Only the run of lines from the one containing "Read out every word on this page." through the last line should be returned, exactly as written.
....
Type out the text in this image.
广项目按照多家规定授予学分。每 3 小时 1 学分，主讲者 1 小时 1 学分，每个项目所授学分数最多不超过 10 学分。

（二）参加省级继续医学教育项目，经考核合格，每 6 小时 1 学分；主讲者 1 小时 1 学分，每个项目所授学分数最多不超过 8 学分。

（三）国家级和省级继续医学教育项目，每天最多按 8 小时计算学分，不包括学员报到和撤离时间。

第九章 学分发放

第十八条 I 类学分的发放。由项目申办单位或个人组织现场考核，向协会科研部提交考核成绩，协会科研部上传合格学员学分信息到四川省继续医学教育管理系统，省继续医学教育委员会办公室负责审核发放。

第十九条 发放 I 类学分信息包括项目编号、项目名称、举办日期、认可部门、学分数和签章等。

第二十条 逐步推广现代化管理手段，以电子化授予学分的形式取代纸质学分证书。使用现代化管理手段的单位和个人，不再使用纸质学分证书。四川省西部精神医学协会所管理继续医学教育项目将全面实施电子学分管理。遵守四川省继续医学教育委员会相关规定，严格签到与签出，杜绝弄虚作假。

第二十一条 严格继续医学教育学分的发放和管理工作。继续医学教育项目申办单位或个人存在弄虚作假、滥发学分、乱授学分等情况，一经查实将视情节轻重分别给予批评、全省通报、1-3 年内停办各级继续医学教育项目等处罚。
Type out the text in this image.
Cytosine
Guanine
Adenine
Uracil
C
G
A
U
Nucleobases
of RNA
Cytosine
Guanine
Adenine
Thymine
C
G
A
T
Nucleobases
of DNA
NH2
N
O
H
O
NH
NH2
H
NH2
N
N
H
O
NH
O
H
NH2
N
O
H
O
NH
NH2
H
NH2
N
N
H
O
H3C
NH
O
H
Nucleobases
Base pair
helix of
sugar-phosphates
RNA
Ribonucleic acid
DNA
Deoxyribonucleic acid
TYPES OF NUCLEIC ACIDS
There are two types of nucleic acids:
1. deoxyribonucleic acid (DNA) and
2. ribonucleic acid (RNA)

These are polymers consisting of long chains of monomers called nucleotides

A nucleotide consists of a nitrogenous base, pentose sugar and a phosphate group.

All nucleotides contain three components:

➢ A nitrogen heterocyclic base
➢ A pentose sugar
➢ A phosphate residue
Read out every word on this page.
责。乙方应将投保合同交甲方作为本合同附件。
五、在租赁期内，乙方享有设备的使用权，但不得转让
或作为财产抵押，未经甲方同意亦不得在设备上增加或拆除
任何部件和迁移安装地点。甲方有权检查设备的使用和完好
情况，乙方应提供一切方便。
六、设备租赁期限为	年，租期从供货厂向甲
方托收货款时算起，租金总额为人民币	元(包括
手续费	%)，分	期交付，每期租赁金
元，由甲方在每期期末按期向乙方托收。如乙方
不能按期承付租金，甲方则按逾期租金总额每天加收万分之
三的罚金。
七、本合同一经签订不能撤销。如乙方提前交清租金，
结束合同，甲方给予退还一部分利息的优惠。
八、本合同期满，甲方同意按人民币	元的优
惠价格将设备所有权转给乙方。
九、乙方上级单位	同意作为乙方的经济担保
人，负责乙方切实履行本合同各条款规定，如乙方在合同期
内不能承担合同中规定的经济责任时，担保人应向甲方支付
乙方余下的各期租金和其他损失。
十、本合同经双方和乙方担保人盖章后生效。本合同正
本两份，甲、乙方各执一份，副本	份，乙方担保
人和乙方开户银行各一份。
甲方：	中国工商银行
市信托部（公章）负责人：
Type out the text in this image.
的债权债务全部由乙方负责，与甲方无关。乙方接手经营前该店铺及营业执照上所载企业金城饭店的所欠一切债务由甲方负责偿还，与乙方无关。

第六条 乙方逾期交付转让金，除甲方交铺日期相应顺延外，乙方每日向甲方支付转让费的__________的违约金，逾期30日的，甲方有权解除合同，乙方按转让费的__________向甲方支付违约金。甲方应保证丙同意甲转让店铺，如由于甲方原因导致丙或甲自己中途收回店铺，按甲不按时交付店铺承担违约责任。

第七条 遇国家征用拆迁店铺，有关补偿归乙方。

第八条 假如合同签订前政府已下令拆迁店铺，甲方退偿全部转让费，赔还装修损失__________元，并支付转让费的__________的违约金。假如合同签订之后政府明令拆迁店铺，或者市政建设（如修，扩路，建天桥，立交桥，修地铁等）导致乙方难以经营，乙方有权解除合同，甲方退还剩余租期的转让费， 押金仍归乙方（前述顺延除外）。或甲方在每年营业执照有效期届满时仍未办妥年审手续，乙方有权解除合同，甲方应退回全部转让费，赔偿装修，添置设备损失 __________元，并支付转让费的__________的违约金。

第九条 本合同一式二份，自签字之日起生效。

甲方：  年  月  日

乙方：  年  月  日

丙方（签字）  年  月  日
....
• **RESULT OF THIS TASK**:
Read out every word on this page.
责。乙方应将投保合同交甲方作为本合同附件。
五、在租赁期内，乙方享有设备的使用权，但不得转让
或作为财产抵押，未经甲方同意亦不得在设备上增加或拆除
任何部件和迁移安装地点。甲方有权检查设备的使用和完好
情况，乙方应提供一切方便。
六、设备租赁期限为	年，租期从供货厂向甲
方托收货款时算起，租金总额为人民币	元(包括
手续费	%)，分	期交付，每期租赁金
元，由甲方在每期期末按期向乙方托收。如乙方
不能按期承付租金，甲方则按逾期租金总额每天加收万分之
三的罚金。
七、本合同一经签订不能撤销。如乙方提前交清租金，
结束合同，甲方给予退还一部分利息的优惠。
八、本合同期满，甲方同意按人民币	元的优
惠价格将设备所有权转给乙方。
九、乙方上级单位	同意作为乙方的经济担保
人，负责乙方切实履行本合同各条款规定，如乙方在合同期
内不能承担合同中规定的经济责任时，担保人应向甲方支付
乙方余下的各期租金和其他损失。
十、本合同经双方和乙方担保人盖章后生效。本合同正
本两份，甲、乙方各执一份，副本	份，乙方担保
人和乙方开户银行各一份。
甲方：	中国工商银行
市信托部（公章）负责人：
Type out the text in this image.
的债权债务全部由乙方负责，与甲方无关。乙方接手经营前该店铺及营业执照上所载企业金城饭店的所欠一切债务由甲方负责偿还，与乙方无关。

第六条 乙方逾期交付转让金，除甲方交铺日期相应顺延外，乙方每日向甲方支付转让费的__________的违约金，逾期30日的，甲方有权解除合同，乙方按转让费的__________向甲方支付违约金。甲方应保证丙同意甲转让店铺，如由于甲方原因导致丙或甲自己中途收回店铺，按甲不按时交付店铺承担违约责任。

第七条 遇国家征用拆迁店铺，有关补偿归乙方。

第八条 假如合同签订前政府已下令拆迁店铺，甲方退偿全部转让费，赔还装修损失__________元，并支付转让费的__________的违约金。假如合同签订之后政府明令拆迁店铺，或者市政建设（如修，扩路，建天桥，立交桥，修地铁等）导致乙方难以经营，乙方有权解除合同，甲方退还剩余租期的转让费， 押金仍归乙方（前述顺延除外）。或甲方在每年营业执照有效期届满时仍未办妥年审手续，乙方有权解除合同，甲方应退回全部转让费，赔偿装修，添置设备损失 __________元，并支付转让费的__________的违约金。

第九条 本合同一式二份，自签字之日起生效。

甲方：  年  月  日

乙方：  年  月  日

丙方（签字）  年  月  日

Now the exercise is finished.